Required actions:
A – From the article on embryo transfer, write out the part that opens with the words containing "Published 13 April" and closes with "ever-growing) interventions available.".
B – Name the three interventions at embryo transfer that the embryo transfer article says appeared to improve pregnancy rates.
C – Continue the article on improving embryo transfer from where it stops.

Document segment:

*** Begin section ***

EMBRYO TRANSFER

Improving the outcome of embryo transfer

Published 13 April 2022

A substantial meta-analysis of 38 interventions evaluated in 188 eligible trials found that three – the use of ultrasound guidance, soft catheters and hyaluronic acid at the time of ET – appeared to improve pregnancy rates; bed rest post-ET was associated with a reduction and ‘should not be recommended’.

Optimising embryo transfer (ET) – both fresh and frozen – is fundamental to the success of fertility treatment. Yet a lack of consensus over best practice has left clinics with the dilemma of how to choose from the numerous competing (and ever-growing) interventions available.
The most recent published ET guideline was in 2016 from the ASRM, while one from ESHRE on the number of embryos to transfer is expected soon.(1,2) Since then more than a dozen ‘add-on’ therapies have emerged, further complicating the safety and efficacy debate.

Now, a thoroughly comprehensive systematic review and meta-analysis of the most up-to-date evidence on ET techniques and interventions has sought to provide clarity.(3) Based on data relating to 59,530 women undergoing IVF/ICSI and studies of 38 interventions, the main outcomes show clinical pregnancy rates appear to be increased at the time of ET by several commonly adopted techniques, namely ultrasound (versus clinical touch), soft (vs hard) catheters, and addition of hyaluronic acid as an ‘adherence’ agent to the transfer medium (vs routine care).

*** End section ***

Dataset extract:
*** Begin section ***

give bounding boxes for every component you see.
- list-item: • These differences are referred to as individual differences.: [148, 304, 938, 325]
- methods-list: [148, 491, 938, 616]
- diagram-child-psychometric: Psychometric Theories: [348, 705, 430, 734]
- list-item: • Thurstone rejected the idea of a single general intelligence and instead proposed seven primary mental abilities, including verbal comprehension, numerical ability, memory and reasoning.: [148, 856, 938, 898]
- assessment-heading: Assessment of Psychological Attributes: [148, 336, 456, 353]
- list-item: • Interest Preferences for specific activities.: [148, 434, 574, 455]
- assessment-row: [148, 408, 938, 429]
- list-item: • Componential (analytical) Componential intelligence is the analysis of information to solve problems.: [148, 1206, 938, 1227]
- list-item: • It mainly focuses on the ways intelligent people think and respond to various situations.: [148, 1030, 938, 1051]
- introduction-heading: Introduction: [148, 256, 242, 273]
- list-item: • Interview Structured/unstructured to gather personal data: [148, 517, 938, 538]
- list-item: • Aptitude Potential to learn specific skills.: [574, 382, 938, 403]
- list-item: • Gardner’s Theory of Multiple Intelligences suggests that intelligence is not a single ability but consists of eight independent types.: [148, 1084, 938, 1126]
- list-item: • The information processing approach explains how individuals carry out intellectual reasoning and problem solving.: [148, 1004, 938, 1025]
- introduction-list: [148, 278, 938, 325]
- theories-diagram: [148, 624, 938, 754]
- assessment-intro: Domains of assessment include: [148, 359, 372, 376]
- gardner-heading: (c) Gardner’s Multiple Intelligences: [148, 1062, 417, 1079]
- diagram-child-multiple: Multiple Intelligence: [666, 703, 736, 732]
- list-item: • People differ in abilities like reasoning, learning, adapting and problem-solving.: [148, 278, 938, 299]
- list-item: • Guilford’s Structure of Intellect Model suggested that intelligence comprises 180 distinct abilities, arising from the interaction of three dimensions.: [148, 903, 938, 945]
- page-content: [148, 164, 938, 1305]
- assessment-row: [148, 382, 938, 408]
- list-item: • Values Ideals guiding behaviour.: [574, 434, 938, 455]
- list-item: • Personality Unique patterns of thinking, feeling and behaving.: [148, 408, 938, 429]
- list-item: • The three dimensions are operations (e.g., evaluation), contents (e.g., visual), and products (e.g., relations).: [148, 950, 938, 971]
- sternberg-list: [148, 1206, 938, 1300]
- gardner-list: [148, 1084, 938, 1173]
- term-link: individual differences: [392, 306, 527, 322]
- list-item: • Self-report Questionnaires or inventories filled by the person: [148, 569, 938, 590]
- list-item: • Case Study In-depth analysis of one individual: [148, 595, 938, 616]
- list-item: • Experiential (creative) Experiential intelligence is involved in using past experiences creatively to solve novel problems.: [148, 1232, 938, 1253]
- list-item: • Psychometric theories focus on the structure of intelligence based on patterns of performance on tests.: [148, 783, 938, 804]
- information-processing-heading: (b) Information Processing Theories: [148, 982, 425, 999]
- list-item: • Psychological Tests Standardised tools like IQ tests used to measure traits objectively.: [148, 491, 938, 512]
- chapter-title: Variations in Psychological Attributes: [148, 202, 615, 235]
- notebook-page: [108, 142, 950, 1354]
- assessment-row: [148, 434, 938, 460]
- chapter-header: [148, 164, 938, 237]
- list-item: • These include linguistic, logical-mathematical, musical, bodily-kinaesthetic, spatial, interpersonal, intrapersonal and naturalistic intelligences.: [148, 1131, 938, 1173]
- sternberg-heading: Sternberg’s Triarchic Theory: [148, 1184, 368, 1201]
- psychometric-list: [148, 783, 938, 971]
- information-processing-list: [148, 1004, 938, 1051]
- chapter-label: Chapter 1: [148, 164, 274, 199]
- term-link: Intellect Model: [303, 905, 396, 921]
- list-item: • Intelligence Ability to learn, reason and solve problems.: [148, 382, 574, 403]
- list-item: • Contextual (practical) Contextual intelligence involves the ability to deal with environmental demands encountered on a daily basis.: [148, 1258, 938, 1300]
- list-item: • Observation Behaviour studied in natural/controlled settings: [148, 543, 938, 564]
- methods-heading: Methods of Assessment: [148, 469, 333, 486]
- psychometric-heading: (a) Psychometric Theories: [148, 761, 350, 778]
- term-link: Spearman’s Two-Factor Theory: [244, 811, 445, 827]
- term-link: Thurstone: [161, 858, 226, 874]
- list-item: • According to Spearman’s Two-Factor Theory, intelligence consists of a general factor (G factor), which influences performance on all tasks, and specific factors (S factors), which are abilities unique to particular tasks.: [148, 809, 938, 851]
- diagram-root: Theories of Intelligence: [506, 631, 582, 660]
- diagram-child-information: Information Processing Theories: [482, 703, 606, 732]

*** End section ***

Responses by item number:
A –
Published 13 April 2022

A substantial meta-analysis of 38 interventions evaluated in 188 eligible trials found that three – the use of ultrasound guidance, soft catheters and hyaluronic acid at the time of ET – appeared to improve pregnancy rates; bed rest post-ET was associated with a reduction and ‘should not be recommended’.

Optimising embryo transfer (ET) – both fresh and frozen – is fundamental to the success of fertility treatment. Yet a lack of consensus over best practice has left clinics with the dilemma of how to choose from the numerous competing (and ever-growing) interventions available.

B –
Ultrasound guidance
Soft catheters
Hyaluronic acid at the time of embryo transfer

C –
The UK-based research group say three other approaches appear to have similar benefits, but warrant larger RCTs before adoption in everyday practice. These are atosiban, granulocyte colony-stimulating factor (G-CSF), and hCG supplementation (found to be the most commonly evaluated pharmacological intervention).

Conversely, bedrest (vs no rest or immediate ambulation) was the only intervention that significantly reduced pregnancy rates (RR 0.857) and is not recommended post ET, consistent with the ASRM guidance. Indeed, the review identified ‘a substantial number’ of unnecessary interventions which lack sufficient evidence to support their effectiveness and safety. ‘Such interventions should not be routinely recommended in clinical practice’ until assessed in future RCTs,’ the authors conclude.

A total of 188 RCTs were selected for the systematic review/meta-analysis, although the authors highlight significant concerns around the methodology and high risk of publication bias (45% of trials). Described as of moderate and low quality, the RCT data limited their ability to estimate other important outcomes, such as miscarriage and live birth, and factors such as number of embryos transferred, transfer of fresh vs frozen, and patient characteristics (BMI for example) which might have affected ET transfer outcomes.

Nevertheless, the authors say the widespread use of ultrasound guidance and soft ET catheters was supported by a large body of good quality evidence, and their findings fill a knowledge gap in an area where suboptimal practice is often linked to the failure of treatment cycles and to reduced pregnancy rates.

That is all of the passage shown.